**Problem statement**:
Tally the lines that hold the string "Jawab", and reply with the count alone.

**Extracted entries**:
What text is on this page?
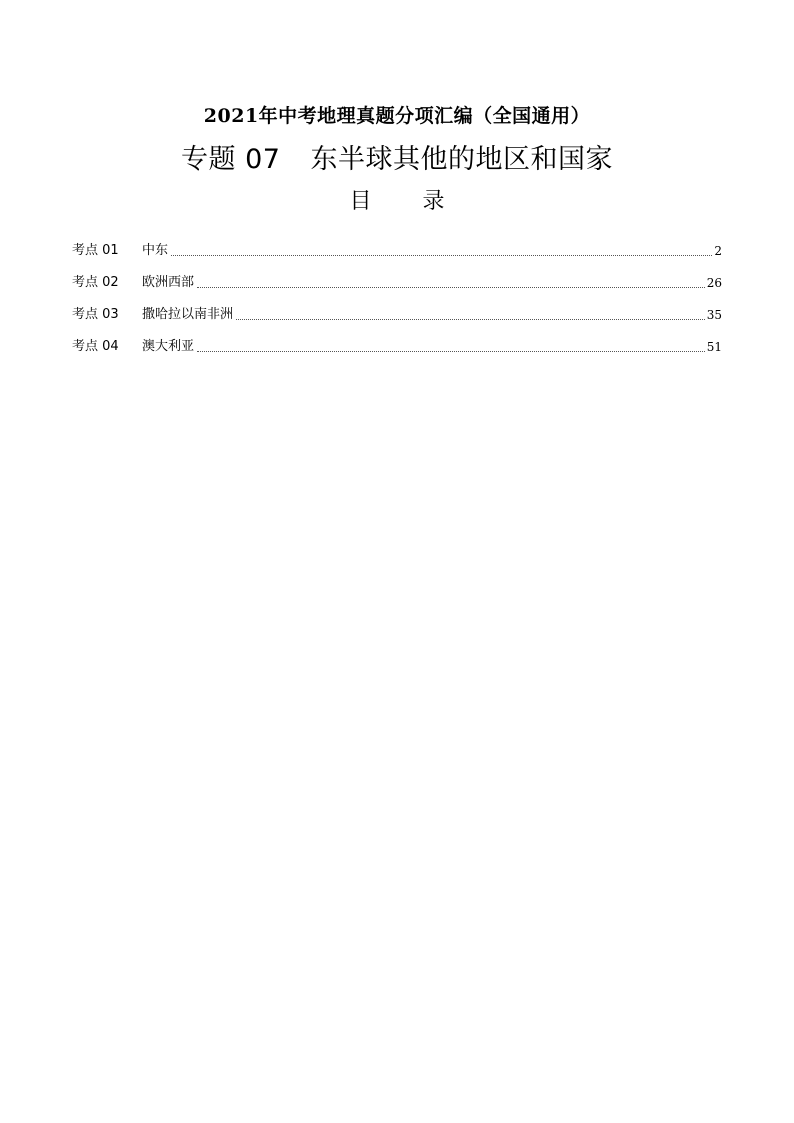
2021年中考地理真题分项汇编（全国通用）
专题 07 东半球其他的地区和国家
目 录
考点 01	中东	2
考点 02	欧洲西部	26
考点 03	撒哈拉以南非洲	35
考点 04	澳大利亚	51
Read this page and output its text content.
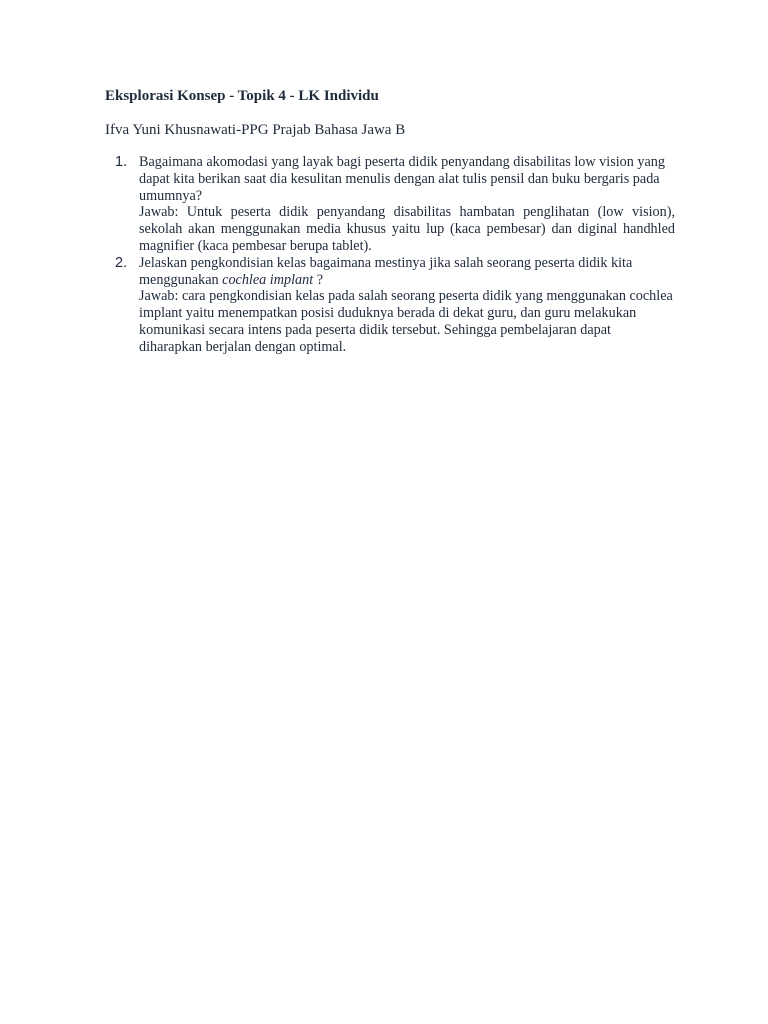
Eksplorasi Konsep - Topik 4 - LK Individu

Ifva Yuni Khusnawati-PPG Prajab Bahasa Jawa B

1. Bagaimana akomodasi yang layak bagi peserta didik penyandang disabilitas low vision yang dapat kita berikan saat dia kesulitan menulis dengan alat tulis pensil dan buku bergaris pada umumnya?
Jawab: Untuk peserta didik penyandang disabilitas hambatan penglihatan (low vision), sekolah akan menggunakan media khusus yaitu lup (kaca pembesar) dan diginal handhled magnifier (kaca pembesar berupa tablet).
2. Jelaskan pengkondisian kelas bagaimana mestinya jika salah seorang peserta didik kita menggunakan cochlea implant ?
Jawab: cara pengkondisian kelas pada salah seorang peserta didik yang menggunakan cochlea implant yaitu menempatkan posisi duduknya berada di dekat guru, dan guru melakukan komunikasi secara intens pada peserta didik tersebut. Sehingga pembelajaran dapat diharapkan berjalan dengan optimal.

---

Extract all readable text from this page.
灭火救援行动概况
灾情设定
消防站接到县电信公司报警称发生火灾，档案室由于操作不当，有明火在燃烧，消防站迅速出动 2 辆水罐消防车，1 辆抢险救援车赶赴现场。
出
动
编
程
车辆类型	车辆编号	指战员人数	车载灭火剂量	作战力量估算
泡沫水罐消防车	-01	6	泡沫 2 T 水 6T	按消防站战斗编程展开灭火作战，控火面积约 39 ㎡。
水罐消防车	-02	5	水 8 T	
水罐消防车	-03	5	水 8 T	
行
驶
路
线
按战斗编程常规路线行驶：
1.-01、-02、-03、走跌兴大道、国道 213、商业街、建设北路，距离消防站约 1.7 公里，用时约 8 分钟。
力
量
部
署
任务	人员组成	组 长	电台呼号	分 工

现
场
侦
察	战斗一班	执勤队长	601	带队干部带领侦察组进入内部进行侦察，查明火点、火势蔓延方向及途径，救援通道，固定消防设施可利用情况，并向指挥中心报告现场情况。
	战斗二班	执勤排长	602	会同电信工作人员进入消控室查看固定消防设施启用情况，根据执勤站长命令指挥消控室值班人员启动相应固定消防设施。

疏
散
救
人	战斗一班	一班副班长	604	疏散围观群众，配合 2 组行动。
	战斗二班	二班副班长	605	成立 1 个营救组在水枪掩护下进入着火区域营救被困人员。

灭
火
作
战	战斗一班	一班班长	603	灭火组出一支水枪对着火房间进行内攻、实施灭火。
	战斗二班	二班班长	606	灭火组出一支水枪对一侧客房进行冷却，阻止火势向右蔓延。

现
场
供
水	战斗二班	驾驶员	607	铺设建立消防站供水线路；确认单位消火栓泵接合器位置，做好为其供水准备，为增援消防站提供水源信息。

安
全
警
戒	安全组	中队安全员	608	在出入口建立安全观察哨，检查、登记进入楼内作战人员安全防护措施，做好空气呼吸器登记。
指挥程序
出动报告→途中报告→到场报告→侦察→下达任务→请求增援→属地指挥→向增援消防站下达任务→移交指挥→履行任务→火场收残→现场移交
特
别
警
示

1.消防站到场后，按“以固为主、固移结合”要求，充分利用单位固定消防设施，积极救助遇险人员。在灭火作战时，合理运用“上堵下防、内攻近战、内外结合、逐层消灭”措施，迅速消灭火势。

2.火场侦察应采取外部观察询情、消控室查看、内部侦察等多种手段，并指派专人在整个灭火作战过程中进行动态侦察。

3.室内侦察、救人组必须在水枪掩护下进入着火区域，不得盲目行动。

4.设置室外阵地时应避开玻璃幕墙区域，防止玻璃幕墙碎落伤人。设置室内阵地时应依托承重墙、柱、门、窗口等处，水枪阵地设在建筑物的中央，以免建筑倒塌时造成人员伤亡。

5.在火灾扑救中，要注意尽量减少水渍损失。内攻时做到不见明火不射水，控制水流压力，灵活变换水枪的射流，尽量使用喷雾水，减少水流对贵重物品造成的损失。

**Task output**:
2